§ Aim
Only the pictures stay out; every record is to be quoted exactly.

§ Materials provided

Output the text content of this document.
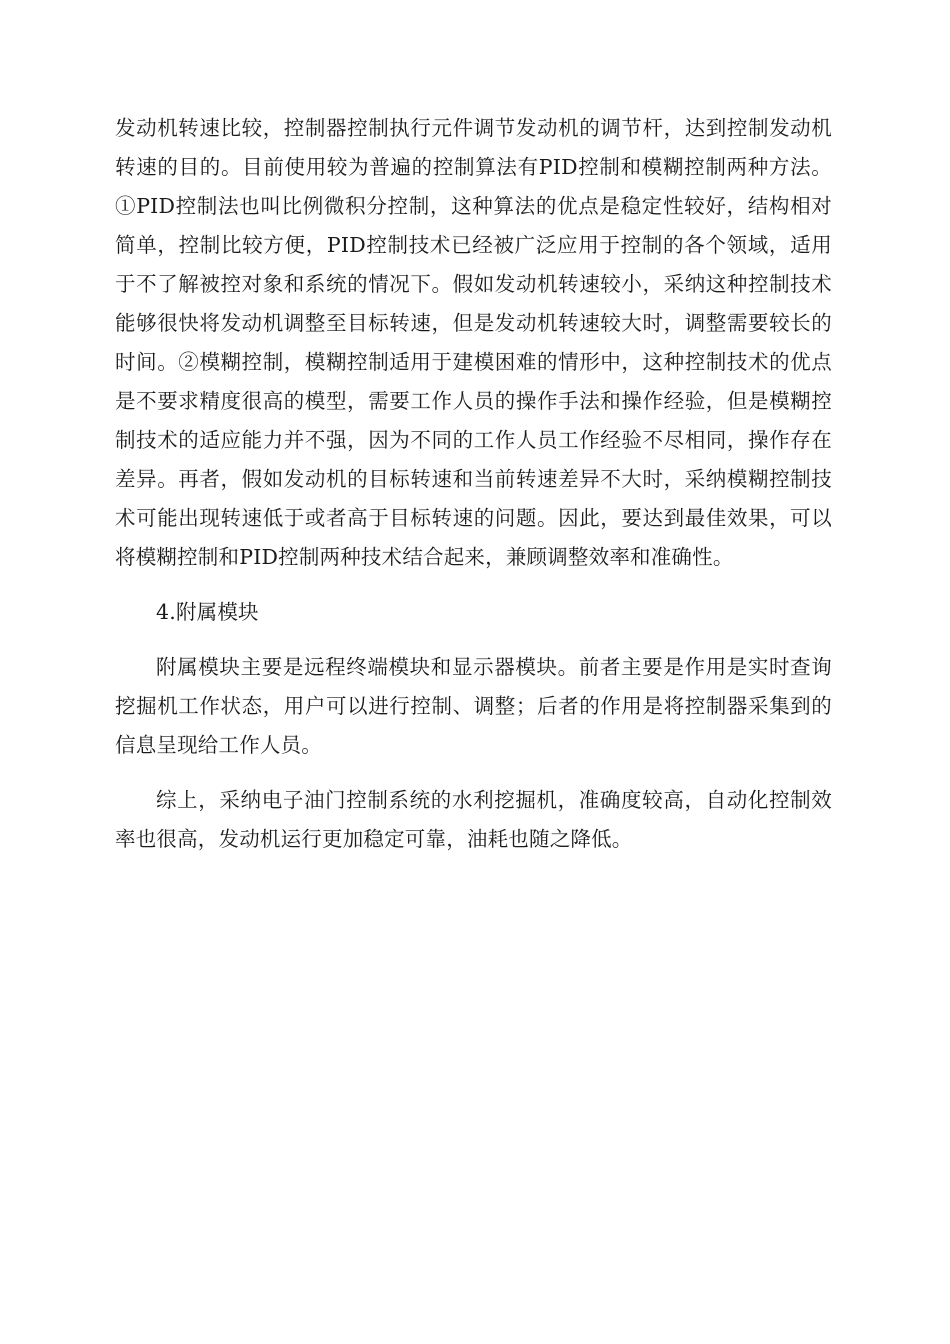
发动机转速比较，控制器控制执行元件调节发动机的调节杆，达到控制发动机转速的目的。目前使用较为普遍的控制算法有PID控制和模糊控制两种方法。①PID控制法也叫比例微积分控制，这种算法的优点是稳定性较好，结构相对简单，控制比较方便，PID控制技术已经被广泛应用于控制的各个领域，适用于不了解被控对象和系统的情况下。假如发动机转速较小，采纳这种控制技术能够很快将发动机调整至目标转速，但是发动机转速较大时，调整需要较长的时间。②模糊控制，模糊控制适用于建模困难的情形中，这种控制技术的优点是不要求精度很高的模型，需要工作人员的操作手法和操作经验，但是模糊控制技术的适应能力并不强，因为不同的工作人员工作经验不尽相同，操作存在差异。再者，假如发动机的目标转速和当前转速差异不大时，采纳模糊控制技术可能出现转速低于或者高于目标转速的问题。因此，要达到最佳效果，可以将模糊控制和PID控制两种技术结合起来，兼顾调整效率和准确性。

4.附属模块

附属模块主要是远程终端模块和显示器模块。前者主要是作用是实时查询挖掘机工作状态，用户可以进行控制、调整；后者的作用是将控制器采集到的信息呈现给工作人员。

综上，采纳电子油门控制系统的水利挖掘机，准确度较高，自动化控制效率也很高，发动机运行更加稳定可靠，油耗也随之降低。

§ Written reply
Output the text content of this document.
发动机转速比较，控制器控制执行元件调节发动机的调节杆，达到控制发动机转速的目的。目前使用较为普遍的控制算法有PID控制和模糊控制两种方法。①PID控制法也叫比例微积分控制，这种算法的优点是稳定性较好，结构相对简单，控制比较方便，PID控制技术已经被广泛应用于控制的各个领域，适用于不了解被控对象和系统的情况下。假如发动机转速较小，采纳这种控制技术能够很快将发动机调整至目标转速，但是发动机转速较大时，调整需要较长的时间。②模糊控制，模糊控制适用于建模困难的情形中，这种控制技术的优点是不要求精度很高的模型，需要工作人员的操作手法和操作经验，但是模糊控制技术的适应能力并不强，因为不同的工作人员工作经验不尽相同，操作存在差异。再者，假如发动机的目标转速和当前转速差异不大时，采纳模糊控制技术可能出现转速低于或者高于目标转速的问题。因此，要达到最佳效果，可以将模糊控制和PID控制两种技术结合起来，兼顾调整效率和准确性。

4.附属模块

附属模块主要是远程终端模块和显示器模块。前者主要是作用是实时查询挖掘机工作状态，用户可以进行控制、调整；后者的作用是将控制器采集到的信息呈现给工作人员。

综上，采纳电子油门控制系统的水利挖掘机，准确度较高，自动化控制效率也很高，发动机运行更加稳定可靠，油耗也随之降低。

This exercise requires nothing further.